Given request: Read through the entries below and return each line with the word "próbálok".
--- BEGIN Records supplied ---
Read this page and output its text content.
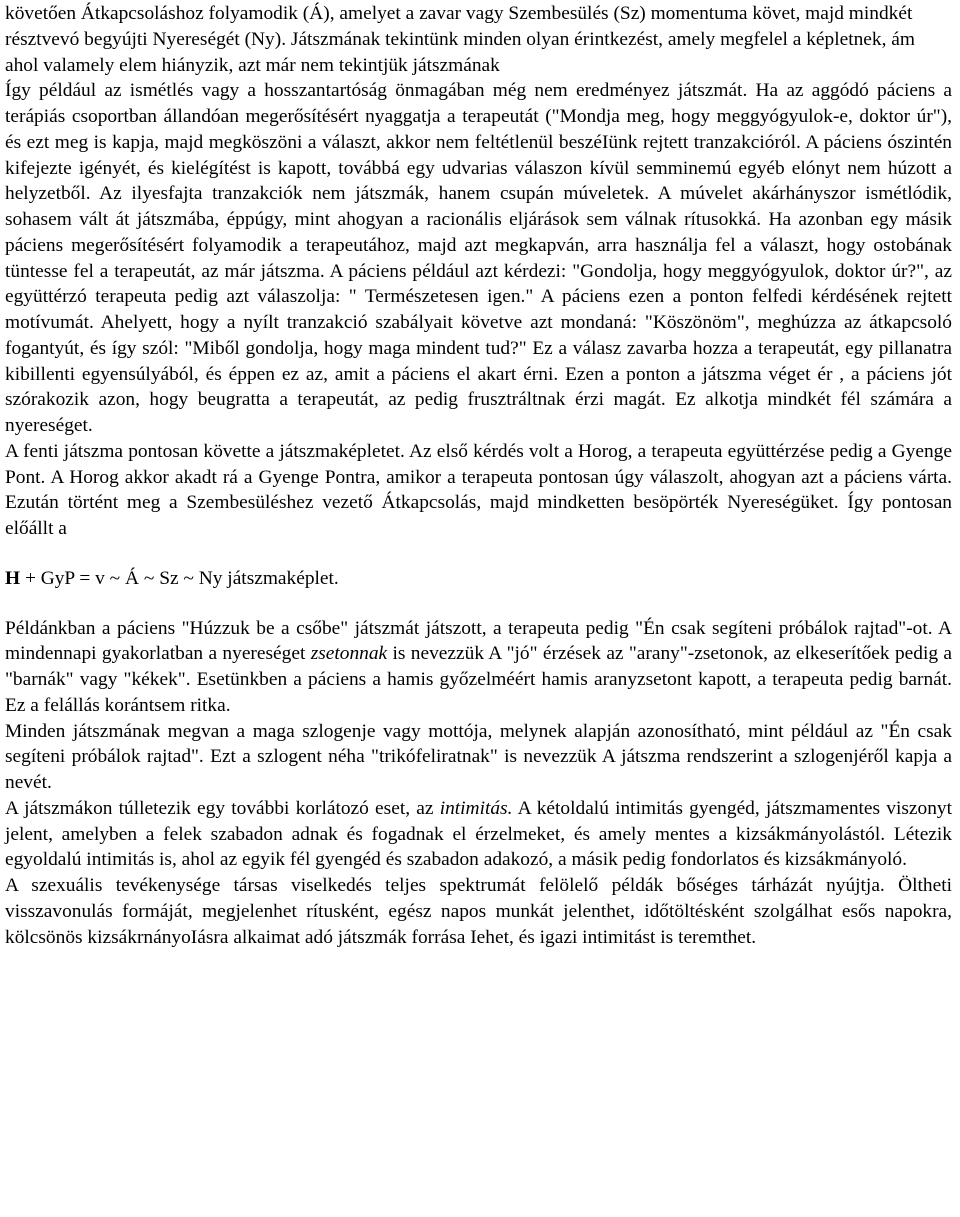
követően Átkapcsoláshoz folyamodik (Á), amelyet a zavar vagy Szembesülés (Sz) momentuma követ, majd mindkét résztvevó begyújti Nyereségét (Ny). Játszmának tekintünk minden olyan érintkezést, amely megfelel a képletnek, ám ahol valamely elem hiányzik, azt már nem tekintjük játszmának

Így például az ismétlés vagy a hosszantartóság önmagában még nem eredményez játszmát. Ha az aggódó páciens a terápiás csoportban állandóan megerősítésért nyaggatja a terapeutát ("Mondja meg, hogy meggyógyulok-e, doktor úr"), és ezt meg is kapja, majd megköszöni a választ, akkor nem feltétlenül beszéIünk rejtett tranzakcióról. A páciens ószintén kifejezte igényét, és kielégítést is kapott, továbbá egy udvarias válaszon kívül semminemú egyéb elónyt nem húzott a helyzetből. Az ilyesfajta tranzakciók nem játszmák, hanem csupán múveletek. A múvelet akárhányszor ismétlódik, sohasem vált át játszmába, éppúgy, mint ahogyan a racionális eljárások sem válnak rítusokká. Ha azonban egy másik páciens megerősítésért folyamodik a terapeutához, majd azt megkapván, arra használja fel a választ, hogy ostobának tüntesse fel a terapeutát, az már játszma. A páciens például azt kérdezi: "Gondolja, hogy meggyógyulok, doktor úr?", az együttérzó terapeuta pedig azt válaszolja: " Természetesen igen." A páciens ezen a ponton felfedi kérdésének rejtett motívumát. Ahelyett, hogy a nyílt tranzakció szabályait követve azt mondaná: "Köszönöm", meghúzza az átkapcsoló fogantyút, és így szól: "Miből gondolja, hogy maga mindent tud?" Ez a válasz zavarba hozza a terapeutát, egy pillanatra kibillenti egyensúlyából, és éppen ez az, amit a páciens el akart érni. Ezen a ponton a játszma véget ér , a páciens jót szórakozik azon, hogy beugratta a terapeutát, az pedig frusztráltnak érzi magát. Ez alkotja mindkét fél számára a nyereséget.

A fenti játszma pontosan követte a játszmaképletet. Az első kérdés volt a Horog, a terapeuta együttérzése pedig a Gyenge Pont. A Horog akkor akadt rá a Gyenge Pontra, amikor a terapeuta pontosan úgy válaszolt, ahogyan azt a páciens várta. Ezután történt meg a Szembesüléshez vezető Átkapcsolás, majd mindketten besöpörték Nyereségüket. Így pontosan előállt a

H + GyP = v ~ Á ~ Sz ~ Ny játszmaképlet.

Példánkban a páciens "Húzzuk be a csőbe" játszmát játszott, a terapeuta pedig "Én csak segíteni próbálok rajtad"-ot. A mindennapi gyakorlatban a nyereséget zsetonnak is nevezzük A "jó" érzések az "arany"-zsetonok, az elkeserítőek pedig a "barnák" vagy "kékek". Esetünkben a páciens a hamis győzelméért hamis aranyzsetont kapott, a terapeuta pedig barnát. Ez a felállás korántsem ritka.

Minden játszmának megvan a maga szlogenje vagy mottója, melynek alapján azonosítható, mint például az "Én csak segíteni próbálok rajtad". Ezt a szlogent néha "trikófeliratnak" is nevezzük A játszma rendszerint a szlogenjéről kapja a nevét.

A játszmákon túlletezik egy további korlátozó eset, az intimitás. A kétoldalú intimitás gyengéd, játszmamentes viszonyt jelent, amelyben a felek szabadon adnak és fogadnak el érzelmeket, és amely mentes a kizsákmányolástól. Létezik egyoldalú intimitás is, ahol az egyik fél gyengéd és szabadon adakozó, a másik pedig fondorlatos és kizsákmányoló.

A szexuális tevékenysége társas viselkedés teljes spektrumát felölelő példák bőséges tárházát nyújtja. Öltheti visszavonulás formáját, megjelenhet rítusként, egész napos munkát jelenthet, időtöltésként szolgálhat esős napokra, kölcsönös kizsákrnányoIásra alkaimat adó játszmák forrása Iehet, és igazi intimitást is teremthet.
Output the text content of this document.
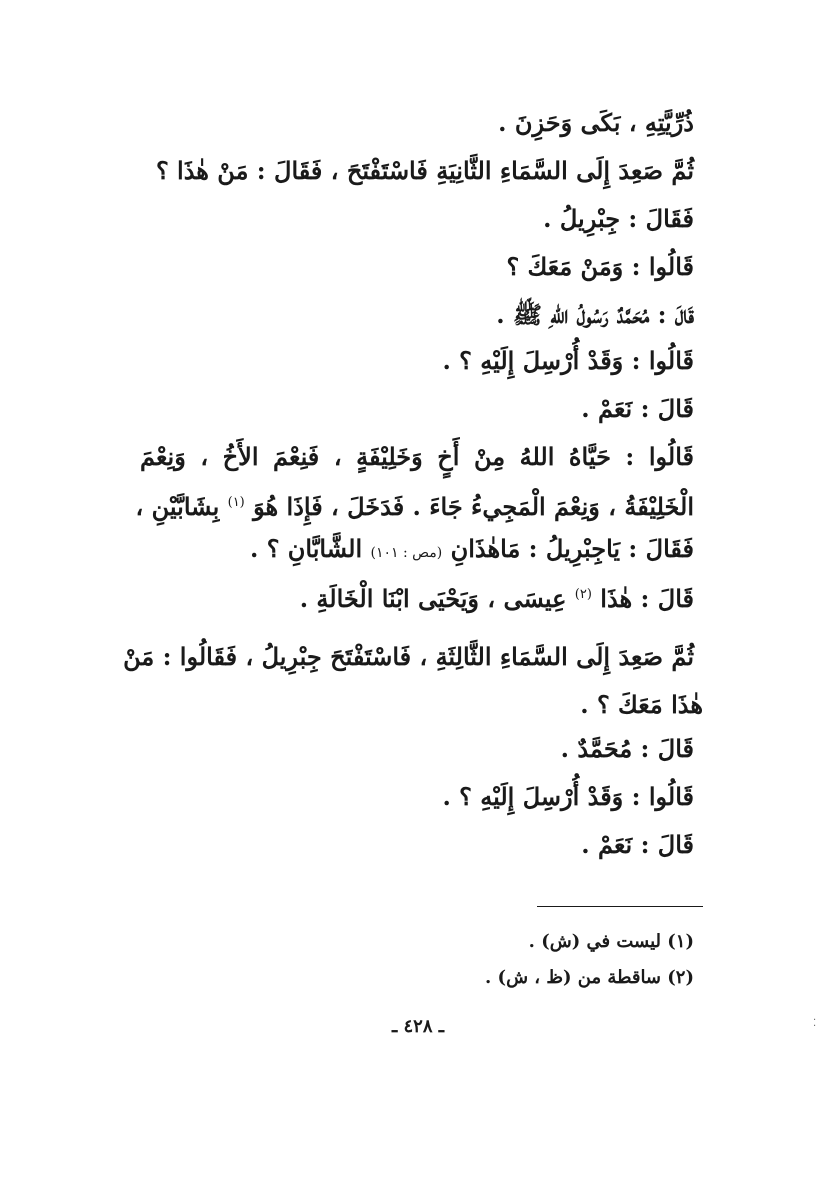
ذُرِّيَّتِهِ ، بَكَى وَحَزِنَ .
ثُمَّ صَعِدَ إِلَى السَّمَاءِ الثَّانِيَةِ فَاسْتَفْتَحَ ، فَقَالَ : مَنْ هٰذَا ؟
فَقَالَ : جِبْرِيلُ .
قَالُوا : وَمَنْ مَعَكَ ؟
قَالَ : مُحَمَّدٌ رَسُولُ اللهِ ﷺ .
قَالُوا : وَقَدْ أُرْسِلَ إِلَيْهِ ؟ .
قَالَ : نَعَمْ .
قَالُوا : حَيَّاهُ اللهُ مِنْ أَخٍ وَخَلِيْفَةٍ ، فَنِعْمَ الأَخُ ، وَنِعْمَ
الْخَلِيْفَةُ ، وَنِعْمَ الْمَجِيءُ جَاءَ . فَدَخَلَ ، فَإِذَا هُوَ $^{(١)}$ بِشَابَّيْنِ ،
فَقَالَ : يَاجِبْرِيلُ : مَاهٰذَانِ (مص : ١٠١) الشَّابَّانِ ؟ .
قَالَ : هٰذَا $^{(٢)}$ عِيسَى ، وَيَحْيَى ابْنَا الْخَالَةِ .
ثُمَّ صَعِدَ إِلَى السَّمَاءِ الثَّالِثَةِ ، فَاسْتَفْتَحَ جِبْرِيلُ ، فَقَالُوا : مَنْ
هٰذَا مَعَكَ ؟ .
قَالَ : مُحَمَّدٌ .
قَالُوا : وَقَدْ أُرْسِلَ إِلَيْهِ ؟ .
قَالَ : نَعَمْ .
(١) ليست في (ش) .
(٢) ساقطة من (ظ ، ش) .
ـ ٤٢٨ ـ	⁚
--- END Records supplied ---
--- BEGIN Records supplied ---
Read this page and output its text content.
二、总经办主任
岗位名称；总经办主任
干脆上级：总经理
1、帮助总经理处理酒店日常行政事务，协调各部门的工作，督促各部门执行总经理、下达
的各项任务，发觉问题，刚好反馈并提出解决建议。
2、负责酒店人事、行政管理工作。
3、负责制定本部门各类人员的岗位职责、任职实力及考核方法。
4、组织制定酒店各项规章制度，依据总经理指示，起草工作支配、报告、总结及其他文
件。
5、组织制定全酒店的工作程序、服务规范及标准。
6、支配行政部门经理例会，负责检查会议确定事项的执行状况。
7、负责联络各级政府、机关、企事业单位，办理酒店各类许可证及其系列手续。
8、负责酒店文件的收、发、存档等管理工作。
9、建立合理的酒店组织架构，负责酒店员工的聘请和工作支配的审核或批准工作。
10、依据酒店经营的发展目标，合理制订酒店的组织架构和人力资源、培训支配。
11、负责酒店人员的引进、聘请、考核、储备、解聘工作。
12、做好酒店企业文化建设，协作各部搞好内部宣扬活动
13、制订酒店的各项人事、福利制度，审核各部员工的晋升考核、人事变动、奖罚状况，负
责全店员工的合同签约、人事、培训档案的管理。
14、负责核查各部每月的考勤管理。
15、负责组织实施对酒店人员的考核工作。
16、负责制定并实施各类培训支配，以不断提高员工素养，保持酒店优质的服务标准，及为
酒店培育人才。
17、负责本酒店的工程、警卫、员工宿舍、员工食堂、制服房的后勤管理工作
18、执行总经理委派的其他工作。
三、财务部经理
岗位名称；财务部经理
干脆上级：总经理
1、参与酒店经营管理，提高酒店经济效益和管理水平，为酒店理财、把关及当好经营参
--- END Records supplied ---
Expected output:
Példánkban a páciens "Húzzuk be a csőbe" játszmát játszott, a terapeuta pedig "Én csak segíteni próbálok rajtad"-ot. A mindennapi gyakorlatban a nyereséget zsetonnak is nevezzük A "jó" érzések az "arany"-zsetonok, az elkeserítőek pedig a "barnák" vagy "kékek". Esetünkben a páciens a hamis győzelméért hamis aranyzsetont kapott, a terapeuta pedig barnát. Ez a felállás korántsem ritka.
Minden játszmának megvan a maga szlogenje vagy mottója, melynek alapján azonosítható, mint például az "Én csak segíteni próbálok rajtad". Ezt a szlogent néha "trikófeliratnak" is nevezzük A játszma rendszerint a szlogenjéről kapja a nevét.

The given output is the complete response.